(REQUEST)
Copy nothing but the text: repeat each entry exactly and drop the images.

(EXERCISE MATERIAL)
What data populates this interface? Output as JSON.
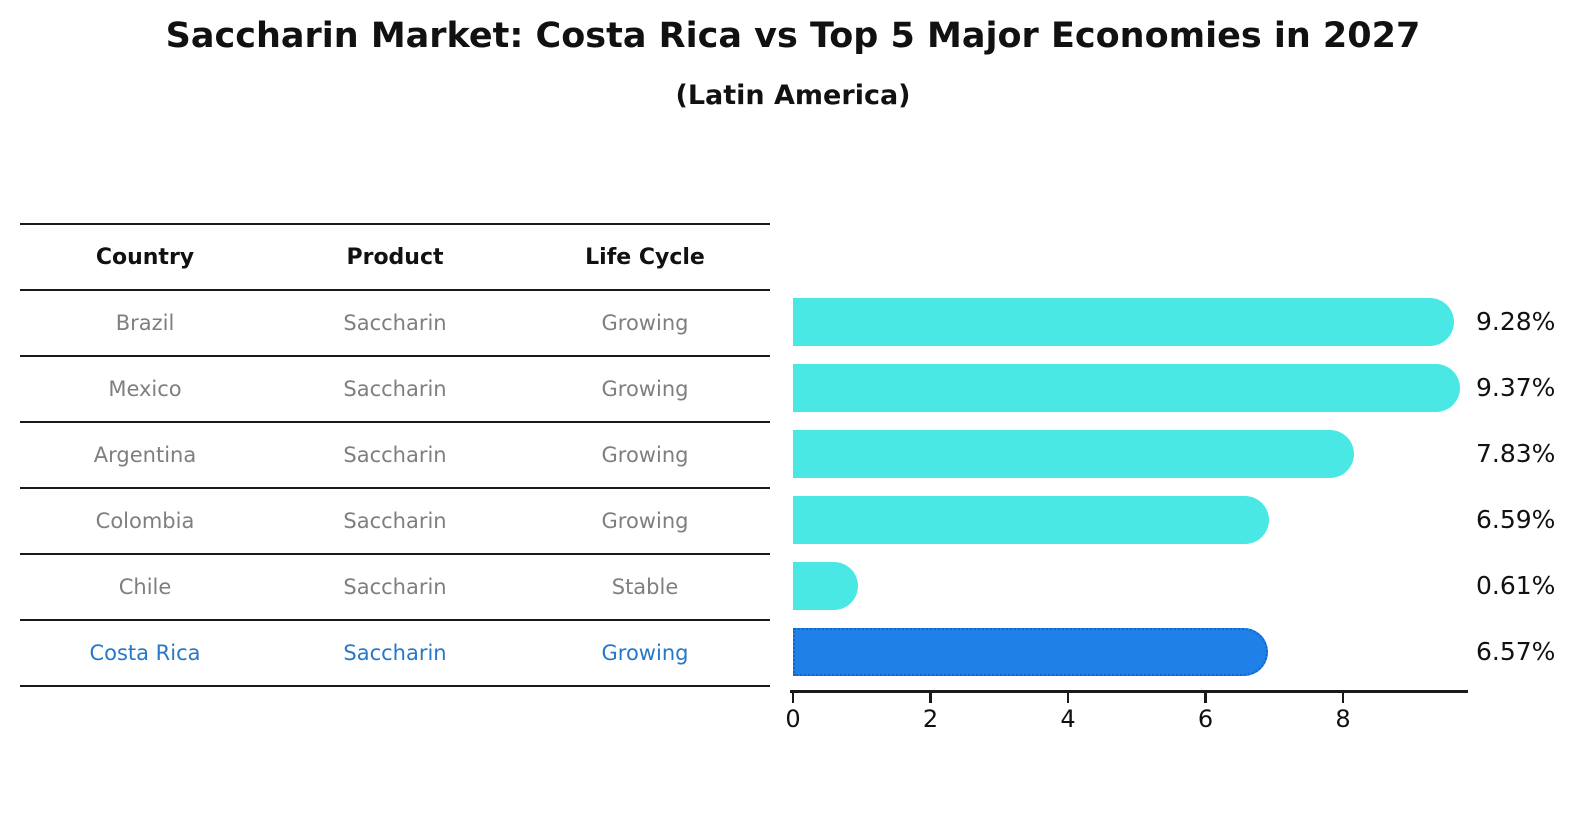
{
  "header": {
    "title": "Saccharin Market: Costa Rica vs Top 5 Major Economies in 2027",
    "subtitle": "(Latin America)"
  },
  "table": {
    "columns": [
      "Country",
      "Product",
      "Life Cycle"
    ],
    "rows": [
      {
        "country": "Brazil",
        "product": "Saccharin",
        "life_cycle": "Growing",
        "highlighted": false
      },
      {
        "country": "Mexico",
        "product": "Saccharin",
        "life_cycle": "Growing",
        "highlighted": false
      },
      {
        "country": "Argentina",
        "product": "Saccharin",
        "life_cycle": "Growing",
        "highlighted": false
      },
      {
        "country": "Colombia",
        "product": "Saccharin",
        "life_cycle": "Growing",
        "highlighted": false
      },
      {
        "country": "Chile",
        "product": "Saccharin",
        "life_cycle": "Stable",
        "highlighted": false
      },
      {
        "country": "Costa Rica",
        "product": "Saccharin",
        "life_cycle": "Growing",
        "highlighted": true
      }
    ]
  },
  "chart_data": {
    "type": "bar",
    "orientation": "horizontal",
    "categories": [
      "Brazil",
      "Mexico",
      "Argentina",
      "Colombia",
      "Chile",
      "Costa Rica"
    ],
    "values": [
      9.28,
      9.37,
      7.83,
      6.59,
      0.61,
      6.57
    ],
    "value_labels": [
      "9.28%",
      "9.37%",
      "7.83%",
      "6.59%",
      "0.61%",
      "6.57%"
    ],
    "title": "Saccharin Market: Costa Rica vs Top 5 Major Economies in 2027",
    "subtitle": "(Latin America)",
    "xlabel": "",
    "ylabel": "",
    "xlim": [
      0,
      9.8
    ],
    "xticks": [
      "0",
      "2",
      "4",
      "6",
      "8"
    ],
    "grid": false,
    "legend": false,
    "bar_color": "#4AE8E4",
    "highlight_color": "#1F80E8",
    "highlight_index": 5,
    "highlight_border_color": "#1565CD",
    "text_gray": "#7f7f7f",
    "highlight_text_color": "#2678C8"
  }
}
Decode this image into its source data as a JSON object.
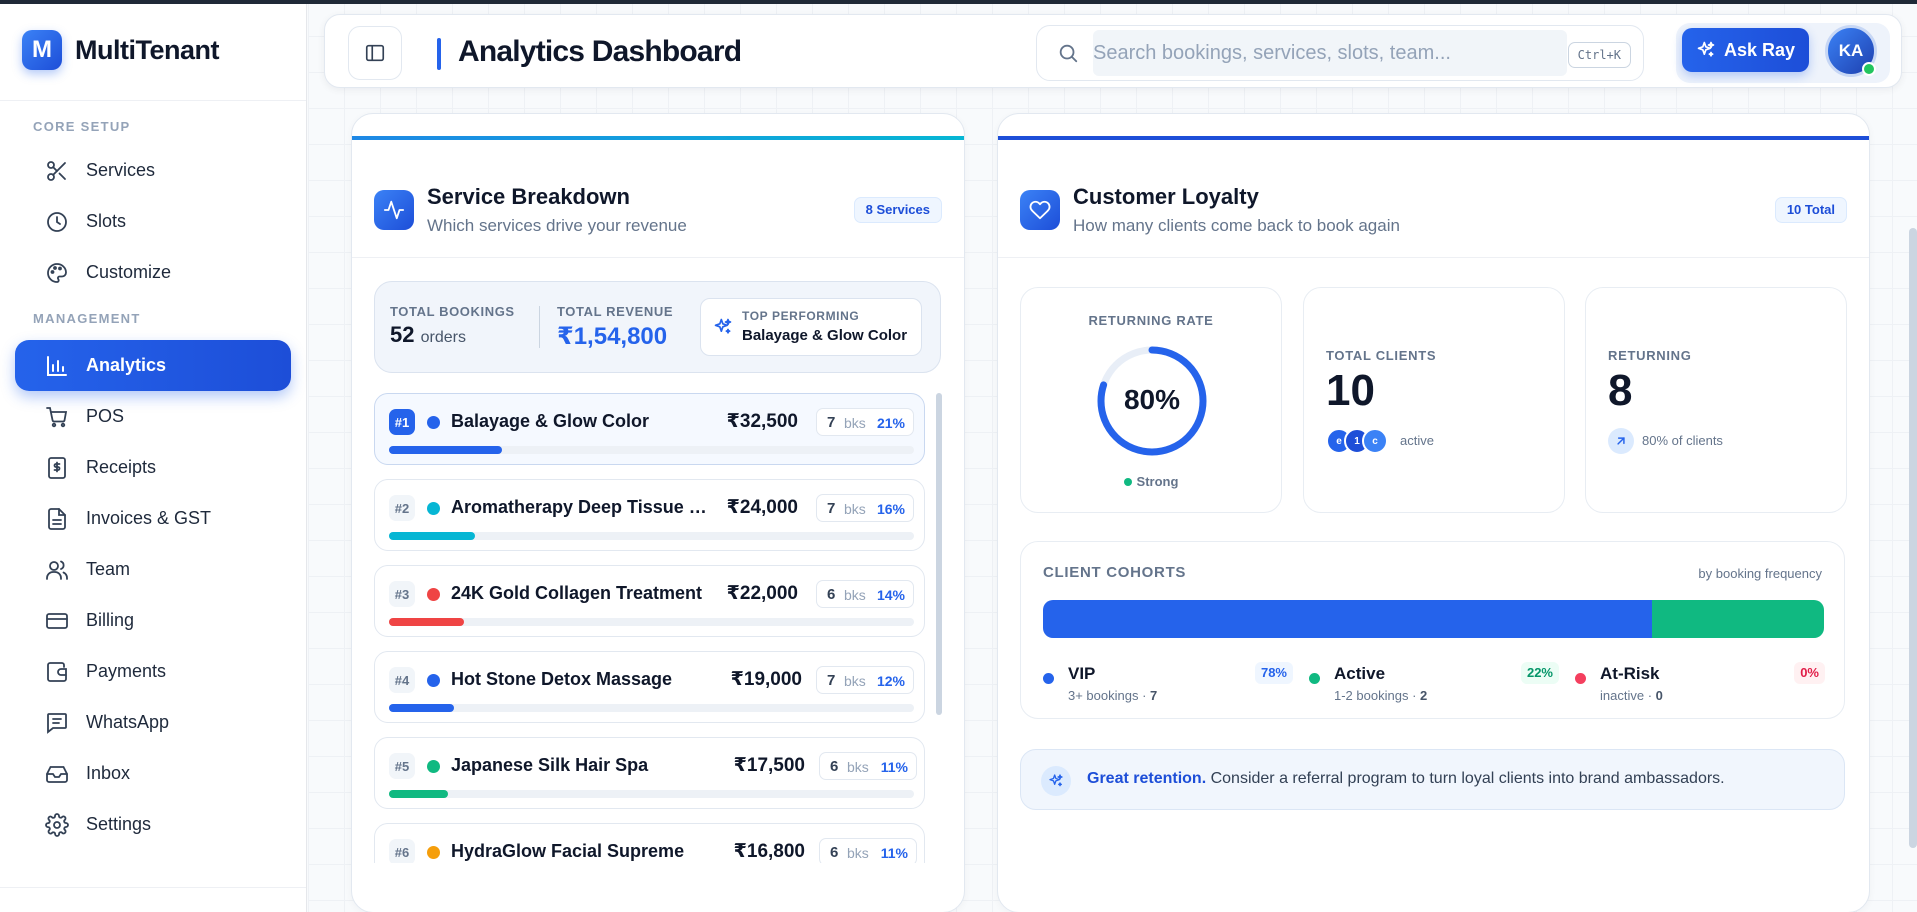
{
  "brand": {
    "logo_letter": "M",
    "name": "MultiTenant"
  },
  "sidebar": {
    "core_label": "CORE SETUP",
    "core_items": [
      {
        "label": "Services",
        "icon": "scissors-icon"
      },
      {
        "label": "Slots",
        "icon": "clock-icon"
      },
      {
        "label": "Customize",
        "icon": "palette-icon"
      }
    ],
    "management_label": "MANAGEMENT",
    "management_items": [
      {
        "label": "Analytics",
        "icon": "bar-chart-icon",
        "active": true
      },
      {
        "label": "POS",
        "icon": "cart-icon"
      },
      {
        "label": "Receipts",
        "icon": "receipt-icon"
      },
      {
        "label": "Invoices & GST",
        "icon": "document-icon"
      },
      {
        "label": "Team",
        "icon": "users-icon"
      },
      {
        "label": "Billing",
        "icon": "credit-card-icon"
      },
      {
        "label": "Payments",
        "icon": "wallet-icon"
      },
      {
        "label": "WhatsApp",
        "icon": "message-icon"
      },
      {
        "label": "Inbox",
        "icon": "inbox-icon"
      },
      {
        "label": "Settings",
        "icon": "gear-icon"
      }
    ]
  },
  "header": {
    "title": "Analytics Dashboard",
    "search_placeholder": "Search bookings, services, slots, team...",
    "shortcut": "Ctrl+K",
    "ask_label": "Ask Ray",
    "avatar_initials": "KA"
  },
  "service_breakdown": {
    "title": "Service Breakdown",
    "subtitle": "Which services drive your revenue",
    "badge": "8 Services",
    "accent_color": "#1e88e5",
    "total_bookings_label": "TOTAL BOOKINGS",
    "total_bookings_value": "52",
    "total_bookings_unit": "orders",
    "total_revenue_label": "TOTAL REVENUE",
    "total_revenue_value": "₹1,54,800",
    "top_performing_label": "TOP PERFORMING",
    "top_performing_value": "Balayage & Glow Color",
    "bookings_unit": "bks",
    "services": [
      {
        "rank": "#1",
        "name": "Balayage & Glow Color",
        "price": "₹32,500",
        "bookings": "7",
        "pct": "21%",
        "share": 0.21,
        "color": "#2563eb"
      },
      {
        "rank": "#2",
        "name": "Aromatherapy Deep Tissue Therapy",
        "price": "₹24,000",
        "bookings": "7",
        "pct": "16%",
        "share": 0.16,
        "color": "#06b6d4"
      },
      {
        "rank": "#3",
        "name": "24K Gold Collagen Treatment",
        "price": "₹22,000",
        "bookings": "6",
        "pct": "14%",
        "share": 0.14,
        "color": "#ef4444"
      },
      {
        "rank": "#4",
        "name": "Hot Stone Detox Massage",
        "price": "₹19,000",
        "bookings": "7",
        "pct": "12%",
        "share": 0.12,
        "color": "#2563eb"
      },
      {
        "rank": "#5",
        "name": "Japanese Silk Hair Spa",
        "price": "₹17,500",
        "bookings": "6",
        "pct": "11%",
        "share": 0.11,
        "color": "#10b981"
      },
      {
        "rank": "#6",
        "name": "HydraGlow Facial Supreme",
        "price": "₹16,800",
        "bookings": "6",
        "pct": "11%",
        "share": 0.11,
        "color": "#f59e0b"
      }
    ]
  },
  "loyalty": {
    "title": "Customer Loyalty",
    "subtitle": "How many clients come back to book again",
    "badge": "10 Total",
    "accent_color": "#1d4ed8",
    "returning_rate_label": "RETURNING RATE",
    "returning_rate_value": "80%",
    "returning_rate_fraction": 0.8,
    "strength_label": "Strong",
    "total_clients_label": "TOTAL CLIENTS",
    "total_clients_value": "10",
    "active_avatars": [
      "e",
      "1",
      "c"
    ],
    "active_label": "active",
    "returning_label": "RETURNING",
    "returning_value": "8",
    "returning_note": "80% of clients",
    "cohorts_title": "CLIENT COHORTS",
    "cohorts_note": "by booking frequency",
    "cohorts": [
      {
        "name": "VIP",
        "pct": "78%",
        "share": 0.78,
        "desc": "3+ bookings",
        "count": "7",
        "color": "#2563eb",
        "pct_bg": "#eff6ff",
        "pct_fg": "#2563eb"
      },
      {
        "name": "Active",
        "pct": "22%",
        "share": 0.22,
        "desc": "1-2 bookings",
        "count": "2",
        "color": "#10b981",
        "pct_bg": "#ecfdf5",
        "pct_fg": "#059669"
      },
      {
        "name": "At-Risk",
        "pct": "0%",
        "share": 0,
        "desc": "inactive",
        "count": "0",
        "color": "#f43f5e",
        "pct_bg": "#fff1f2",
        "pct_fg": "#e11d48"
      }
    ],
    "insight_strong": "Great retention.",
    "insight_text": "Consider a referral program to turn loyal clients into brand ambassadors."
  }
}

(FINAL RESULT)
What data populates this interface? Output as JSON.
{
  "header": {
    "title": "Saccharin Market: Costa Rica vs Top 5 Major Economies in 2027",
    "subtitle": "(Latin America)"
  },
  "table": {
    "columns": [
      "Country",
      "Product",
      "Life Cycle"
    ],
    "rows": [
      {
        "country": "Brazil",
        "product": "Saccharin",
        "life_cycle": "Growing",
        "highlighted": false
      },
      {
        "country": "Mexico",
        "product": "Saccharin",
        "life_cycle": "Growing",
        "highlighted": false
      },
      {
        "country": "Argentina",
        "product": "Saccharin",
        "life_cycle": "Growing",
        "highlighted": false
      },
      {
        "country": "Colombia",
        "product": "Saccharin",
        "life_cycle": "Growing",
        "highlighted": false
      },
      {
        "country": "Chile",
        "product": "Saccharin",
        "life_cycle": "Stable",
        "highlighted": false
      },
      {
        "country": "Costa Rica",
        "product": "Saccharin",
        "life_cycle": "Growing",
        "highlighted": true
      }
    ]
  },
  "chart_data": {
    "type": "bar",
    "orientation": "horizontal",
    "categories": [
      "Brazil",
      "Mexico",
      "Argentina",
      "Colombia",
      "Chile",
      "Costa Rica"
    ],
    "values": [
      9.28,
      9.37,
      7.83,
      6.59,
      0.61,
      6.57
    ],
    "value_labels": [
      "9.28%",
      "9.37%",
      "7.83%",
      "6.59%",
      "0.61%",
      "6.57%"
    ],
    "title": "Saccharin Market: Costa Rica vs Top 5 Major Economies in 2027",
    "subtitle": "(Latin America)",
    "xlabel": "",
    "ylabel": "",
    "xlim": [
      0,
      9.8
    ],
    "xticks": [
      "0",
      "2",
      "4",
      "6",
      "8"
    ],
    "grid": false,
    "legend": false,
    "bar_color": "#4AE8E4",
    "highlight_color": "#1F80E8",
    "highlight_index": 5,
    "highlight_border_color": "#1565CD",
    "text_gray": "#7f7f7f",
    "highlight_text_color": "#2678C8"
  }
}
Decode this image into its source data as a JSON object.
{
  "brand": {
    "logo_letter": "M",
    "name": "MultiTenant"
  },
  "sidebar": {
    "core_label": "CORE SETUP",
    "core_items": [
      {
        "label": "Services",
        "icon": "scissors-icon"
      },
      {
        "label": "Slots",
        "icon": "clock-icon"
      },
      {
        "label": "Customize",
        "icon": "palette-icon"
      }
    ],
    "management_label": "MANAGEMENT",
    "management_items": [
      {
        "label": "Analytics",
        "icon": "bar-chart-icon",
        "active": true
      },
      {
        "label": "POS",
        "icon": "cart-icon"
      },
      {
        "label": "Receipts",
        "icon": "receipt-icon"
      },
      {
        "label": "Invoices & GST",
        "icon": "document-icon"
      },
      {
        "label": "Team",
        "icon": "users-icon"
      },
      {
        "label": "Billing",
        "icon": "credit-card-icon"
      },
      {
        "label": "Payments",
        "icon": "wallet-icon"
      },
      {
        "label": "WhatsApp",
        "icon": "message-icon"
      },
      {
        "label": "Inbox",
        "icon": "inbox-icon"
      },
      {
        "label": "Settings",
        "icon": "gear-icon"
      }
    ]
  },
  "header": {
    "title": "Analytics Dashboard",
    "search_placeholder": "Search bookings, services, slots, team...",
    "shortcut": "Ctrl+K",
    "ask_label": "Ask Ray",
    "avatar_initials": "KA"
  },
  "service_breakdown": {
    "title": "Service Breakdown",
    "subtitle": "Which services drive your revenue",
    "badge": "8 Services",
    "accent_color": "#1e88e5",
    "total_bookings_label": "TOTAL BOOKINGS",
    "total_bookings_value": "52",
    "total_bookings_unit": "orders",
    "total_revenue_label": "TOTAL REVENUE",
    "total_revenue_value": "₹1,54,800",
    "top_performing_label": "TOP PERFORMING",
    "top_performing_value": "Balayage & Glow Color",
    "bookings_unit": "bks",
    "services": [
      {
        "rank": "#1",
        "name": "Balayage & Glow Color",
        "price": "₹32,500",
        "bookings": "7",
        "pct": "21%",
        "share": 0.21,
        "color": "#2563eb"
      },
      {
        "rank": "#2",
        "name": "Aromatherapy Deep Tissue Therapy",
        "price": "₹24,000",
        "bookings": "7",
        "pct": "16%",
        "share": 0.16,
        "color": "#06b6d4"
      },
      {
        "rank": "#3",
        "name": "24K Gold Collagen Treatment",
        "price": "₹22,000",
        "bookings": "6",
        "pct": "14%",
        "share": 0.14,
        "color": "#ef4444"
      },
      {
        "rank": "#4",
        "name": "Hot Stone Detox Massage",
        "price": "₹19,000",
        "bookings": "7",
        "pct": "12%",
        "share": 0.12,
        "color": "#2563eb"
      },
      {
        "rank": "#5",
        "name": "Japanese Silk Hair Spa",
        "price": "₹17,500",
        "bookings": "6",
        "pct": "11%",
        "share": 0.11,
        "color": "#10b981"
      },
      {
        "rank": "#6",
        "name": "HydraGlow Facial Supreme",
        "price": "₹16,800",
        "bookings": "6",
        "pct": "11%",
        "share": 0.11,
        "color": "#f59e0b"
      }
    ]
  },
  "loyalty": {
    "title": "Customer Loyalty",
    "subtitle": "How many clients come back to book again",
    "badge": "10 Total",
    "accent_color": "#1d4ed8",
    "returning_rate_label": "RETURNING RATE",
    "returning_rate_value": "80%",
    "returning_rate_fraction": 0.8,
    "strength_label": "Strong",
    "total_clients_label": "TOTAL CLIENTS",
    "total_clients_value": "10",
    "active_avatars": [
      "e",
      "1",
      "c"
    ],
    "active_label": "active",
    "returning_label": "RETURNING",
    "returning_value": "8",
    "returning_note": "80% of clients",
    "cohorts_title": "CLIENT COHORTS",
    "cohorts_note": "by booking frequency",
    "cohorts": [
      {
        "name": "VIP",
        "pct": "78%",
        "share": 0.78,
        "desc": "3+ bookings",
        "count": "7",
        "color": "#2563eb",
        "pct_bg": "#eff6ff",
        "pct_fg": "#2563eb"
      },
      {
        "name": "Active",
        "pct": "22%",
        "share": 0.22,
        "desc": "1-2 bookings",
        "count": "2",
        "color": "#10b981",
        "pct_bg": "#ecfdf5",
        "pct_fg": "#059669"
      },
      {
        "name": "At-Risk",
        "pct": "0%",
        "share": 0,
        "desc": "inactive",
        "count": "0",
        "color": "#f43f5e",
        "pct_bg": "#fff1f2",
        "pct_fg": "#e11d48"
      }
    ],
    "insight_strong": "Great retention.",
    "insight_text": "Consider a referral program to turn loyal clients into brand ambassadors."
  }
}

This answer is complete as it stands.